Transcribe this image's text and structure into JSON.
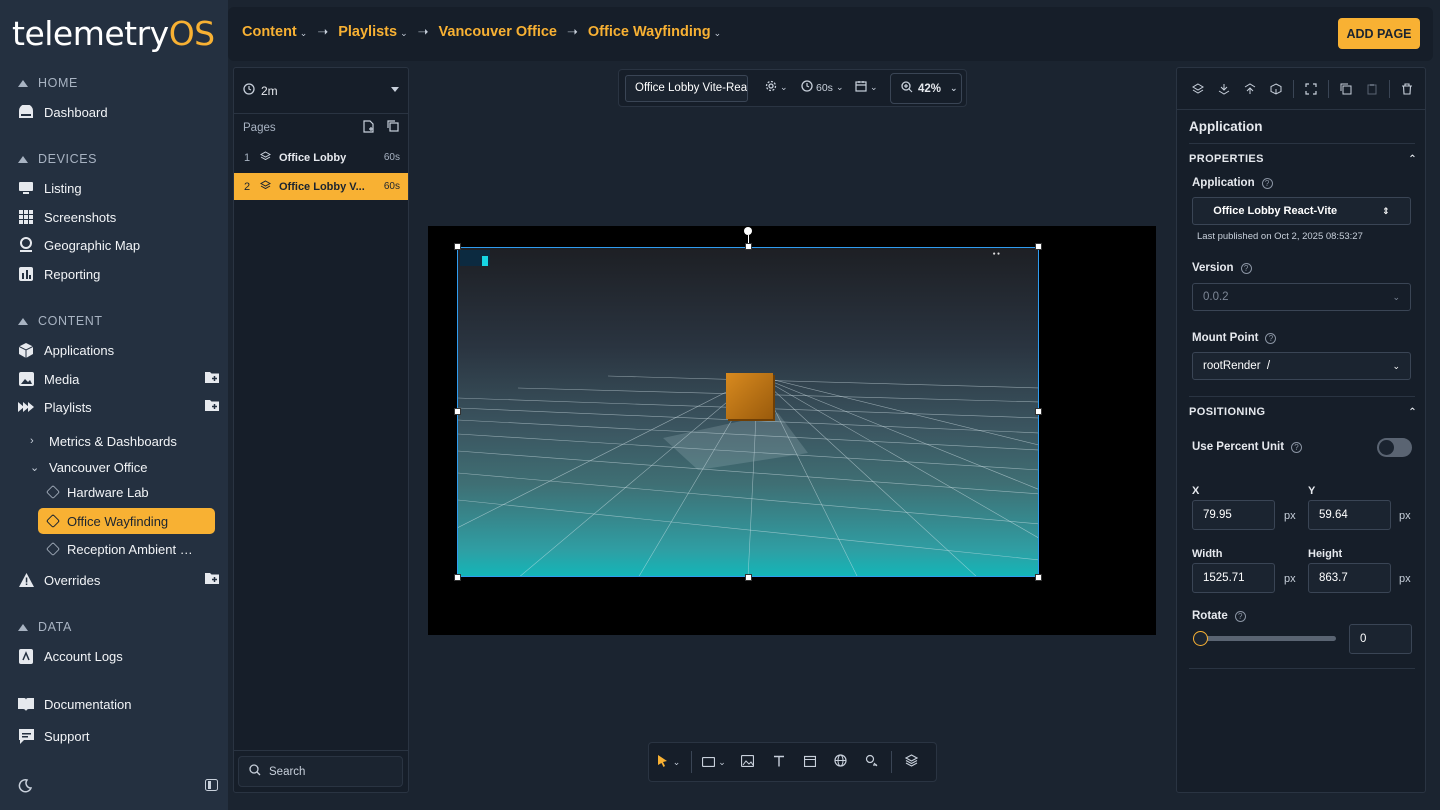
{
  "brand": {
    "name_a": "telemetry",
    "name_b": "OS"
  },
  "nav": {
    "sections": {
      "home": "HOME",
      "devices": "DEVICES",
      "content": "CONTENT",
      "data": "DATA"
    },
    "items": {
      "dashboard": "Dashboard",
      "listing": "Listing",
      "screenshots": "Screenshots",
      "geo_map": "Geographic Map",
      "reporting": "Reporting",
      "applications": "Applications",
      "media": "Media",
      "playlists": "Playlists",
      "overrides": "Overrides",
      "account_logs": "Account Logs",
      "documentation": "Documentation",
      "support": "Support"
    },
    "tree": {
      "metrics": "Metrics & Dashboards",
      "vancouver": "Vancouver Office",
      "hardware": "Hardware Lab",
      "wayfinding": "Office Wayfinding",
      "reception": "Reception Ambient …"
    }
  },
  "header": {
    "crumbs": [
      "Content",
      "Playlists",
      "Vancouver Office",
      "Office Wayfinding"
    ],
    "add_page": "ADD PAGE"
  },
  "pages_panel": {
    "duration": "2m",
    "title": "Pages",
    "rows": [
      {
        "num": "1",
        "name": "Office Lobby",
        "dur": "60s"
      },
      {
        "num": "2",
        "name": "Office Lobby V...",
        "dur": "60s"
      }
    ],
    "search_placeholder": "Search"
  },
  "canvas_toolbar": {
    "app_name": "Office Lobby Vite-React",
    "duration": "60s",
    "zoom": "42%"
  },
  "properties": {
    "title": "Application",
    "section_properties": "PROPERTIES",
    "application_label": "Application",
    "application_value": "Office Lobby React-Vite",
    "published": "Last published on Oct 2, 2025 08:53:27",
    "version_label": "Version",
    "version_value": "0.0.2",
    "mount_label": "Mount Point",
    "mount_value": "rootRender  /",
    "section_positioning": "POSITIONING",
    "percent_label": "Use Percent Unit",
    "percent_enabled": false,
    "x_label": "X",
    "x_value": "79.95",
    "y_label": "Y",
    "y_value": "59.64",
    "w_label": "Width",
    "w_value": "1525.71",
    "h_label": "Height",
    "h_value": "863.7",
    "unit": "px",
    "rotate_label": "Rotate",
    "rotate_value": "0"
  },
  "colors": {
    "accent": "#f8b133",
    "selection": "#2f9cf0",
    "panel": "#161e29",
    "nav": "#243040"
  }
}
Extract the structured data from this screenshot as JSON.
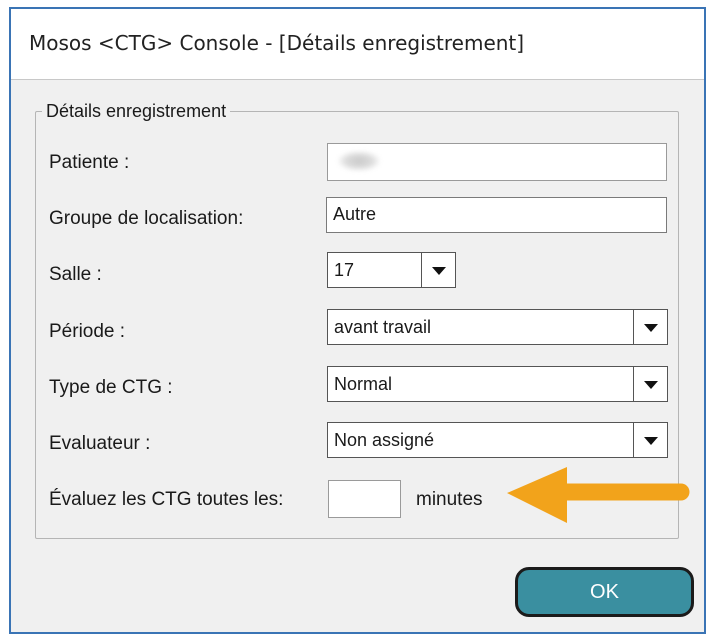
{
  "window": {
    "title": "Mosos <CTG> Console - [Détails enregistrement]"
  },
  "group": {
    "legend": "Détails enregistrement"
  },
  "form": {
    "patient_label": "Patiente :",
    "patient_value": "",
    "location_group_label": "Groupe de localisation:",
    "location_group_value": "Autre",
    "room_label": "Salle :",
    "room_value": "17",
    "period_label": "Période :",
    "period_value": "avant travail",
    "ctg_type_label": "Type de CTG :",
    "ctg_type_value": "Normal",
    "evaluator_label": "Evaluateur :",
    "evaluator_value": "Non assigné",
    "interval_label": "Évaluez les CTG toutes les:",
    "interval_value": "",
    "interval_unit": "minutes"
  },
  "buttons": {
    "ok_label": "OK"
  },
  "annotation": {
    "arrow_color": "#f2a31b",
    "arrow_icon": "arrow-left-icon"
  },
  "colors": {
    "window_border": "#3a74b5",
    "ok_button": "#3a8fa0"
  }
}
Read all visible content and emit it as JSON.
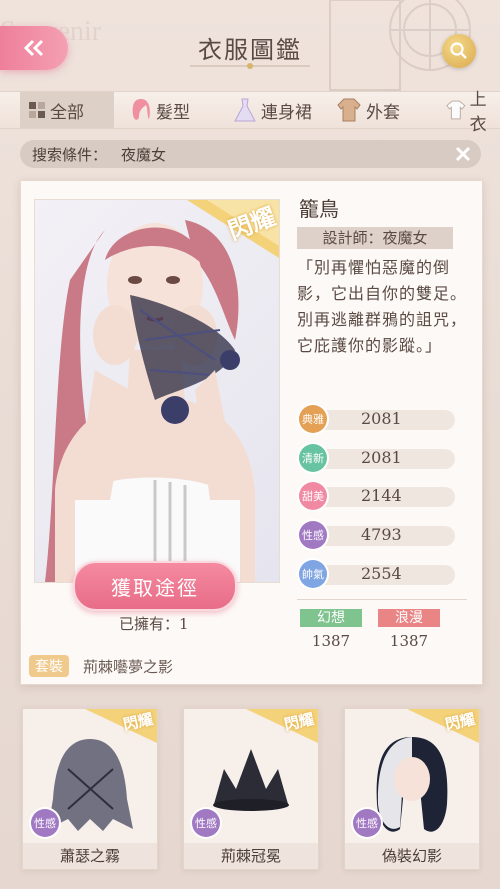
{
  "header": {
    "title": "衣服圖鑑",
    "back_icon": "double-chevron-left-icon",
    "search_icon": "magnifier-icon"
  },
  "categories": [
    {
      "label": "全部",
      "icon": "grid-icon",
      "active": true
    },
    {
      "label": "髮型",
      "icon": "hair-icon",
      "active": false
    },
    {
      "label": "連身裙",
      "icon": "dress-icon",
      "active": false
    },
    {
      "label": "外套",
      "icon": "coat-icon",
      "active": false
    },
    {
      "label": "上衣",
      "icon": "shirt-icon",
      "active": false
    }
  ],
  "filter": {
    "label": "搜索條件：",
    "value": "夜魔女"
  },
  "detail": {
    "badge": "閃耀",
    "name": "籠鳥",
    "designer": "設計師：夜魔女",
    "description": "「別再懼怕惡魔的倒影，它出自你的雙足。別再逃離群鴉的詛咒，它庇護你的影蹤。」",
    "get_button": "獲取途徑",
    "owned": "已擁有：1",
    "suit_tag": "套裝",
    "suit_name": "荊棘囈夢之影",
    "stats": [
      {
        "label": "典雅",
        "value": "2081",
        "color": "#e4a054"
      },
      {
        "label": "清新",
        "value": "2081",
        "color": "#67c3a0"
      },
      {
        "label": "甜美",
        "value": "2144",
        "color": "#f08aa3"
      },
      {
        "label": "性感",
        "value": "4793",
        "color": "#a178c2"
      },
      {
        "label": "帥氣",
        "value": "2554",
        "color": "#7fa5e2"
      }
    ],
    "attrs": [
      {
        "label": "幻想",
        "value": "1387",
        "color": "#7fc38f"
      },
      {
        "label": "浪漫",
        "value": "1387",
        "color": "#e98585"
      }
    ]
  },
  "items": [
    {
      "name": "蕭瑟之霧",
      "tag": "性感",
      "badge": "閃耀"
    },
    {
      "name": "荊棘冠冕",
      "tag": "性感",
      "badge": "閃耀"
    },
    {
      "name": "偽裝幻影",
      "tag": "性感",
      "badge": "閃耀"
    }
  ]
}
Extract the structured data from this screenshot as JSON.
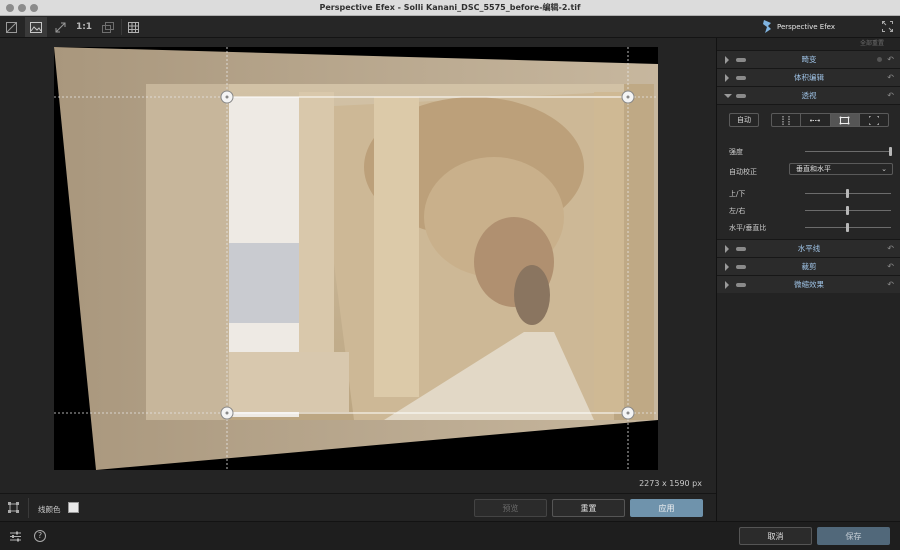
{
  "window": {
    "title": "Perspective Efex - Solli Kanani_DSC_5575_before-编辑-2.tif"
  },
  "toolbar": {
    "items": [
      {
        "icon": "split-view-icon"
      },
      {
        "icon": "image-view-icon"
      },
      {
        "icon": "fit-screen-icon"
      },
      {
        "label": "1:1"
      },
      {
        "icon": "compare-icon"
      },
      {
        "icon": "grid-icon"
      }
    ],
    "brand": "Perspective Efex"
  },
  "canvas": {
    "dimensions": "2273 x 1590 px"
  },
  "bottombar": {
    "line_color_label": "线颜色",
    "preview_label": "预览",
    "reset_label": "重置",
    "apply_label": "应用"
  },
  "footer": {
    "cancel_label": "取消",
    "save_label": "保存"
  },
  "panel": {
    "reset_all": "全部重置",
    "sections": {
      "distortion": "畸变",
      "volume": "体积编辑",
      "perspective": "透视",
      "horizon": "水平线",
      "crop": "裁剪",
      "miniature": "微缩效果"
    },
    "perspective": {
      "auto_label": "自动",
      "strength_label": "强度",
      "auto_correct_label": "自动校正",
      "auto_correct_value": "垂直和水平",
      "updown_label": "上/下",
      "leftright_label": "左/右",
      "ratio_label": "水平/垂直比"
    }
  },
  "colors": {
    "accent": "#6f93ac",
    "section_label": "#9fc3e6"
  }
}
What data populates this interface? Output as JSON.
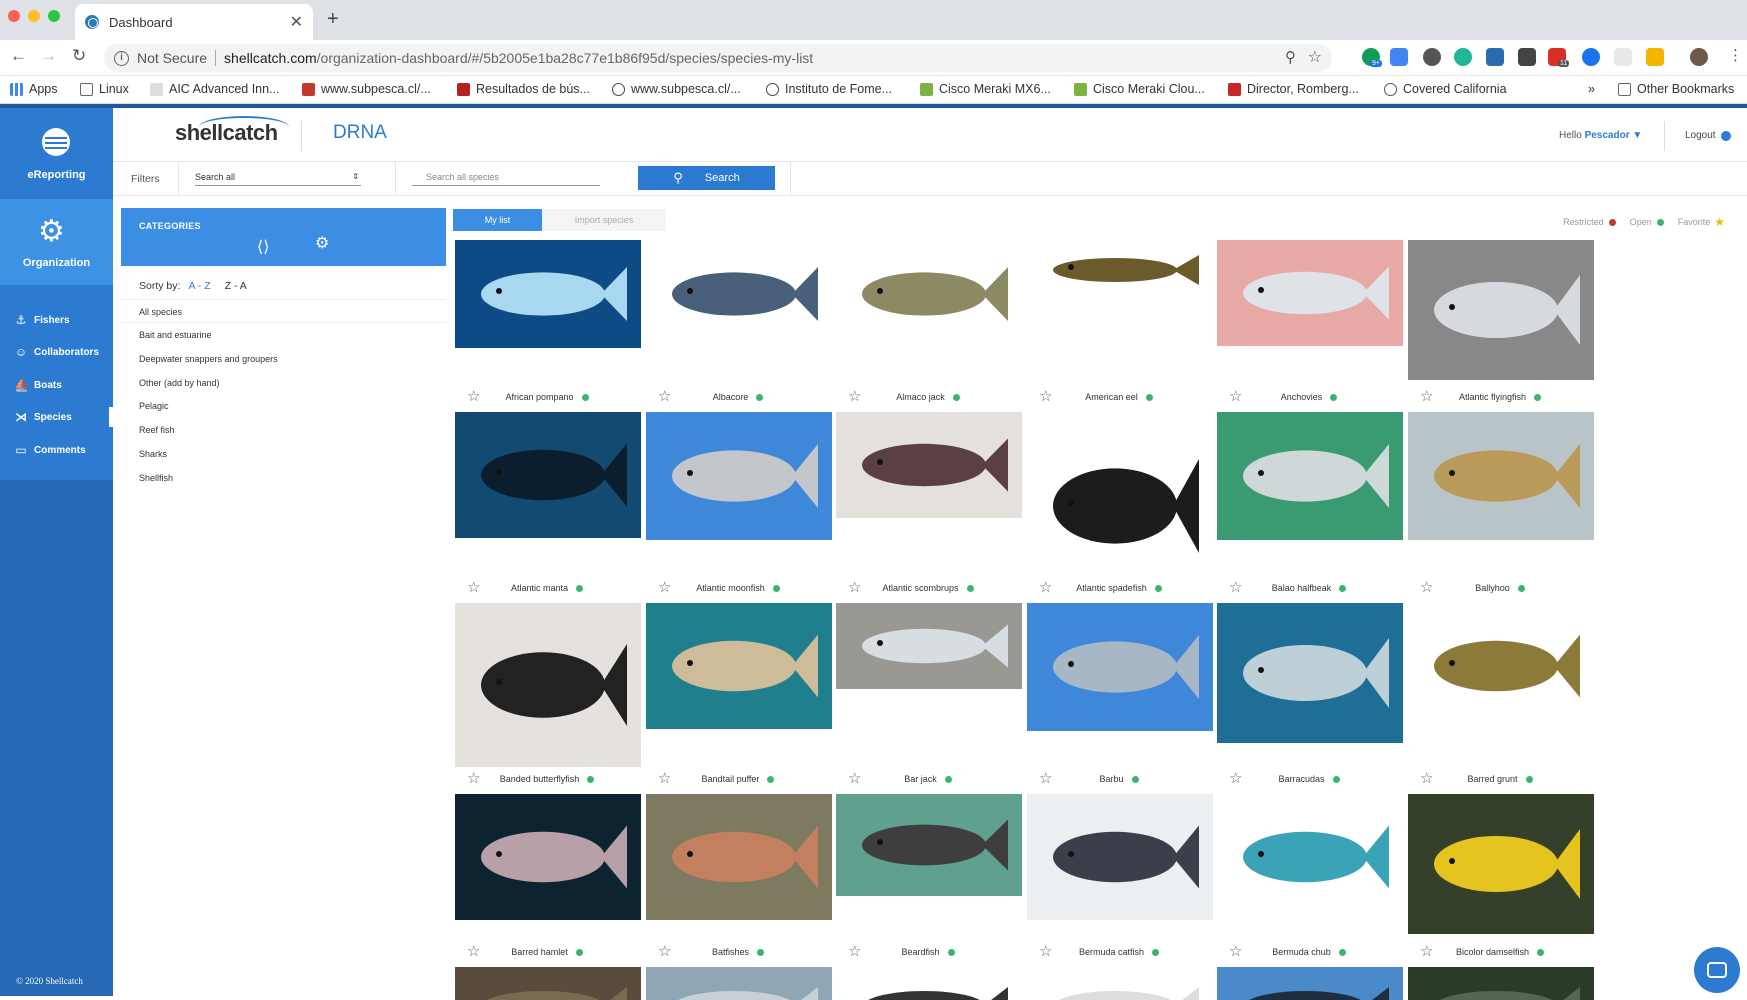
{
  "browser": {
    "tab_title": "Dashboard",
    "security": "Not Secure",
    "url_host": "shellcatch.com",
    "url_path": "/organization-dashboard/#/5b2005e1ba28c77e1b86f95d/species/species-my-list",
    "ext_badge_1": "9+",
    "ext_badge_2": "11",
    "bookmarks": [
      {
        "label": "Apps",
        "color": "#4285f4"
      },
      {
        "label": "Linux",
        "color": "#777777"
      },
      {
        "label": "AIC Advanced Inn...",
        "color": "#555555"
      },
      {
        "label": "www.subpesca.cl/...",
        "color": "#c0392b"
      },
      {
        "label": "Resultados de bús...",
        "color": "#b22222"
      },
      {
        "label": "www.subpesca.cl/...",
        "color": "#444444"
      },
      {
        "label": "Instituto de Fome...",
        "color": "#444444"
      },
      {
        "label": "Cisco Meraki MX6...",
        "color": "#7cb342"
      },
      {
        "label": "Cisco Meraki Clou...",
        "color": "#7cb342"
      },
      {
        "label": "Director, Romberg...",
        "color": "#c62828"
      },
      {
        "label": "Covered California",
        "color": "#555555"
      }
    ],
    "bookmarks_more": "»",
    "other_bookmarks": "Other Bookmarks"
  },
  "sidebar": {
    "top_label": "eReporting",
    "org_label": "Organization",
    "items": [
      {
        "label": "Fishers",
        "icon": "fisher-icon"
      },
      {
        "label": "Collaborators",
        "icon": "user-icon"
      },
      {
        "label": "Boats",
        "icon": "boat-icon"
      },
      {
        "label": "Species",
        "icon": "fish-icon"
      },
      {
        "label": "Comments",
        "icon": "comment-icon"
      }
    ],
    "copyright": "© 2020  Shellcatch"
  },
  "header": {
    "brand": "shellcatch",
    "org": "DRNA",
    "hello": "Hello",
    "user": "Pescador ▼",
    "logout": "Logout"
  },
  "filters": {
    "label": "Filters",
    "select_value": "Search all",
    "search_placeholder": "Search all species",
    "search_button": "Search"
  },
  "categories": {
    "title": "CATEGORIES",
    "sort_label": "Sorty by:",
    "sort_az": "A - Z",
    "sort_za": "Z - A",
    "items": [
      "All species",
      "Bait and estuarine",
      "Deepwater snappers and groupers",
      "Other (add by hand)",
      "Pelagic",
      "Reef fish",
      "Sharks",
      "Shellfish"
    ]
  },
  "tabs": {
    "my_list": "My list",
    "import": "Import species"
  },
  "legend": {
    "restricted": "Restricted",
    "restricted_color": "#c0392b",
    "open": "Open",
    "open_color": "#3cb371",
    "favorite": "Favorite",
    "favorite_color": "#f5b800"
  },
  "species": [
    {
      "name": "African pompano",
      "bg": "#0d4a86",
      "fg": "#a8d8ef"
    },
    {
      "name": "Albacore",
      "bg": "#ffffff",
      "fg": "#48607a"
    },
    {
      "name": "Almaco jack",
      "bg": "#ffffff",
      "fg": "#8c8a62"
    },
    {
      "name": "American eel",
      "bg": "#ffffff",
      "fg": "#6b5a2c"
    },
    {
      "name": "Anchovies",
      "bg": "#e7a9a6",
      "fg": "#dfe3e8"
    },
    {
      "name": "Atlantic flyingfish",
      "bg": "#888888",
      "fg": "#d6d9de"
    },
    {
      "name": "Atlantic manta",
      "bg": "#124a72",
      "fg": "#0b1e2e"
    },
    {
      "name": "Atlantic moonfish",
      "bg": "#3f88d9",
      "fg": "#c3c7cc"
    },
    {
      "name": "Atlantic scombrups",
      "bg": "#e4e0dc",
      "fg": "#5a3f44"
    },
    {
      "name": "Atlantic spadefish",
      "bg": "#ffffff",
      "fg": "#1c1c1c"
    },
    {
      "name": "Balao halfbeak",
      "bg": "#3a9b72",
      "fg": "#cfd8d8"
    },
    {
      "name": "Ballyhoo",
      "bg": "#b9c4c8",
      "fg": "#b99a5a"
    },
    {
      "name": "Banded butterflyfish",
      "bg": "#e5e1dc",
      "fg": "#222222"
    },
    {
      "name": "Bandtail puffer",
      "bg": "#1f7f8c",
      "fg": "#cdbb9a"
    },
    {
      "name": "Bar jack",
      "bg": "#9a9893",
      "fg": "#d7dde0"
    },
    {
      "name": "Barbu",
      "bg": "#3f88d9",
      "fg": "#a7b7c5"
    },
    {
      "name": "Barracudas",
      "bg": "#1e6e96",
      "fg": "#bdd0d8"
    },
    {
      "name": "Barred grunt",
      "bg": "#ffffff",
      "fg": "#8c7a3a"
    },
    {
      "name": "Barred hamlet",
      "bg": "#0d2430",
      "fg": "#b8a0a8"
    },
    {
      "name": "Batfishes",
      "bg": "#7d7a60",
      "fg": "#c2805f"
    },
    {
      "name": "Beardfish",
      "bg": "#5fa08e",
      "fg": "#3e3e3e"
    },
    {
      "name": "Bermuda catfish",
      "bg": "#eceff2",
      "fg": "#3a3f4a"
    },
    {
      "name": "Bermuda chub",
      "bg": "#ffffff",
      "fg": "#3aa3b7"
    },
    {
      "name": "Bicolor damselfish",
      "bg": "#35402a",
      "fg": "#e6c420"
    },
    {
      "name": "",
      "bg": "#5a4c3c",
      "fg": "#7a6a50"
    },
    {
      "name": "",
      "bg": "#8fa6b5",
      "fg": "#c8d0d6"
    },
    {
      "name": "",
      "bg": "#ffffff",
      "fg": "#333333"
    },
    {
      "name": "",
      "bg": "#ffffff",
      "fg": "#dddddd"
    },
    {
      "name": "",
      "bg": "#4a8ac9",
      "fg": "#1e2e3e"
    },
    {
      "name": "",
      "bg": "#2c3a2a",
      "fg": "#556655"
    }
  ]
}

What you need to do: Gather all lines with the string "image" from the data.

Exercise result:
Transcribe this image's text and structure into JSON.
        "icon": "image-view-icon"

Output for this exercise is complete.